## Dataset entries on figures
———

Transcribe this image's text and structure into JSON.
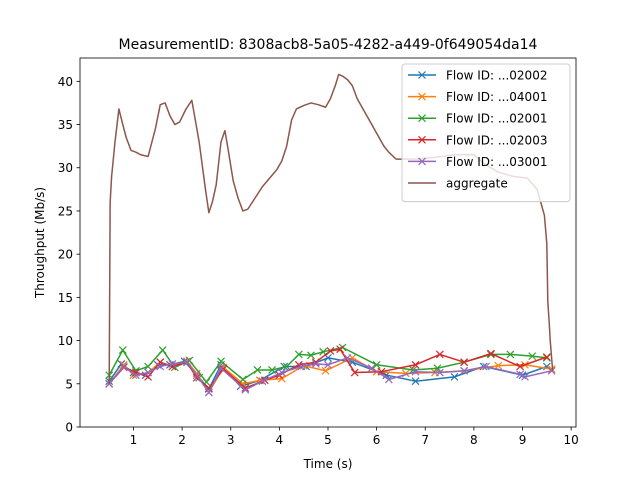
{
  "chart_data": {
    "type": "line",
    "title": "MeasurementID: 8308acb8-5a05-4282-a449-0f649054da14",
    "xlabel": "Time (s)",
    "ylabel": "Throughput (Mb/s)",
    "xlim": [
      -0.1,
      10.1
    ],
    "ylim": [
      0,
      42.7
    ],
    "xticks": [
      1,
      2,
      3,
      4,
      5,
      6,
      7,
      8,
      9,
      10
    ],
    "yticks": [
      0,
      5,
      10,
      15,
      20,
      25,
      30,
      35,
      40
    ],
    "grid": false,
    "legend_position": "top-right",
    "series": [
      {
        "name": "Flow ID: ...02002",
        "color": "#1f77b4",
        "marker": "x",
        "x": [
          0.5,
          0.75,
          1.0,
          1.25,
          1.5,
          1.75,
          2.05,
          2.35,
          2.55,
          2.8,
          3.2,
          3.6,
          4.1,
          4.55,
          5.0,
          5.5,
          6.2,
          6.8,
          7.6,
          8.2,
          9.0,
          9.5
        ],
        "y": [
          5.3,
          7.3,
          6.3,
          6.0,
          7.2,
          7.2,
          7.6,
          5.7,
          4.4,
          7.2,
          4.7,
          5.4,
          7.0,
          7.0,
          8.0,
          7.5,
          6.0,
          5.3,
          5.8,
          7.0,
          6.0,
          7.0
        ]
      },
      {
        "name": "Flow ID: ...04001",
        "color": "#ff7f0e",
        "marker": "x",
        "x": [
          0.5,
          0.8,
          1.0,
          1.3,
          1.55,
          1.8,
          2.1,
          2.3,
          2.55,
          2.85,
          3.25,
          3.6,
          4.05,
          4.5,
          4.95,
          5.5,
          6.0,
          6.6,
          7.2,
          7.8,
          8.5,
          9.05,
          9.6
        ],
        "y": [
          5.0,
          7.2,
          6.0,
          6.3,
          7.5,
          7.0,
          7.6,
          6.2,
          4.0,
          6.9,
          5.0,
          5.4,
          5.6,
          7.1,
          6.5,
          8.0,
          6.4,
          6.2,
          6.3,
          6.5,
          7.1,
          7.2,
          6.7
        ]
      },
      {
        "name": "Flow ID: ...02001",
        "color": "#2ca02c",
        "marker": "x",
        "x": [
          0.5,
          0.78,
          1.05,
          1.3,
          1.6,
          1.85,
          2.15,
          2.5,
          2.8,
          3.25,
          3.55,
          3.85,
          4.15,
          4.4,
          4.65,
          4.9,
          5.3,
          6.0,
          6.75,
          7.25,
          7.8,
          8.35,
          8.75,
          9.2,
          9.5
        ],
        "y": [
          6.0,
          8.9,
          6.5,
          7.0,
          8.9,
          6.9,
          7.7,
          5.2,
          7.6,
          5.5,
          6.6,
          6.6,
          7.0,
          8.4,
          8.3,
          8.7,
          9.2,
          7.2,
          6.6,
          6.8,
          7.5,
          8.4,
          8.4,
          8.2,
          8.0
        ]
      },
      {
        "name": "Flow ID: ...02003",
        "color": "#d62728",
        "marker": "x",
        "x": [
          0.5,
          0.8,
          1.05,
          1.3,
          1.55,
          1.8,
          2.1,
          2.3,
          2.55,
          2.85,
          3.3,
          3.7,
          4.0,
          4.4,
          4.75,
          5.05,
          5.25,
          5.55,
          6.1,
          6.8,
          7.3,
          7.8,
          8.35,
          8.95,
          9.5
        ],
        "y": [
          5.0,
          6.9,
          6.3,
          5.8,
          7.5,
          7.0,
          7.5,
          5.7,
          4.5,
          6.7,
          4.5,
          5.4,
          6.0,
          7.2,
          7.5,
          8.8,
          9.0,
          6.3,
          6.4,
          7.2,
          8.4,
          7.5,
          8.5,
          7.0,
          8.1
        ]
      },
      {
        "name": "Flow ID: ...03001",
        "color": "#9467bd",
        "marker": "x",
        "x": [
          0.5,
          0.8,
          1.05,
          1.3,
          1.55,
          1.8,
          2.1,
          2.3,
          2.55,
          2.8,
          3.3,
          3.65,
          4.05,
          4.45,
          4.75,
          5.0,
          5.4,
          5.9,
          6.25,
          6.8,
          7.3,
          7.8,
          8.25,
          8.95,
          9.05,
          9.6
        ],
        "y": [
          5.0,
          7.0,
          6.0,
          6.3,
          7.0,
          7.3,
          7.5,
          6.0,
          4.0,
          6.8,
          4.3,
          5.3,
          6.3,
          7.0,
          7.3,
          7.2,
          8.0,
          6.8,
          5.5,
          6.4,
          6.3,
          6.5,
          7.0,
          6.1,
          5.8,
          6.5
        ]
      },
      {
        "name": "aggregate",
        "color": "#8c564b",
        "marker": "none",
        "x": [
          0.5,
          0.52,
          0.55,
          0.62,
          0.7,
          0.78,
          0.85,
          0.95,
          1.05,
          1.15,
          1.3,
          1.45,
          1.55,
          1.65,
          1.75,
          1.85,
          1.95,
          2.08,
          2.2,
          2.35,
          2.48,
          2.55,
          2.62,
          2.7,
          2.8,
          2.88,
          2.95,
          3.05,
          3.15,
          3.25,
          3.35,
          3.5,
          3.65,
          3.8,
          3.95,
          4.05,
          4.15,
          4.25,
          4.35,
          4.5,
          4.65,
          4.8,
          4.95,
          5.05,
          5.15,
          5.22,
          5.3,
          5.4,
          5.5,
          5.6,
          5.75,
          5.9,
          6.05,
          6.15,
          6.25,
          6.4,
          6.8,
          7.2,
          7.6,
          8.0,
          8.2,
          8.5,
          8.8,
          9.1,
          9.3,
          9.45,
          9.5,
          9.52,
          9.55,
          9.57,
          9.62
        ],
        "y": [
          5.0,
          26.0,
          29.0,
          33.0,
          36.8,
          35.0,
          33.5,
          32.0,
          31.8,
          31.5,
          31.3,
          34.5,
          37.3,
          37.5,
          36.0,
          35.0,
          35.3,
          36.8,
          37.8,
          33.0,
          27.5,
          24.8,
          26.0,
          28.0,
          33.0,
          34.3,
          32.0,
          28.5,
          26.5,
          25.0,
          25.2,
          26.5,
          27.8,
          28.8,
          29.8,
          30.8,
          32.5,
          35.5,
          36.8,
          37.2,
          37.5,
          37.3,
          37.0,
          38.0,
          39.5,
          40.8,
          40.6,
          40.2,
          39.5,
          38.0,
          36.5,
          35.0,
          33.5,
          32.5,
          31.8,
          31.0,
          31.0,
          31.2,
          31.5,
          31.5,
          30.5,
          29.5,
          29.0,
          28.8,
          27.5,
          24.5,
          21.2,
          14.5,
          12.0,
          10.0,
          6.5
        ]
      }
    ]
  }
}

———

## BRIEF
Every line in the data above that contains "Flow" needs to be copied.

## TASK ANSWER
        "name": "Flow ID: ...02002",
        "name": "Flow ID: ...04001",
        "name": "Flow ID: ...02001",
        "name": "Flow ID: ...02003",
        "name": "Flow ID: ...03001",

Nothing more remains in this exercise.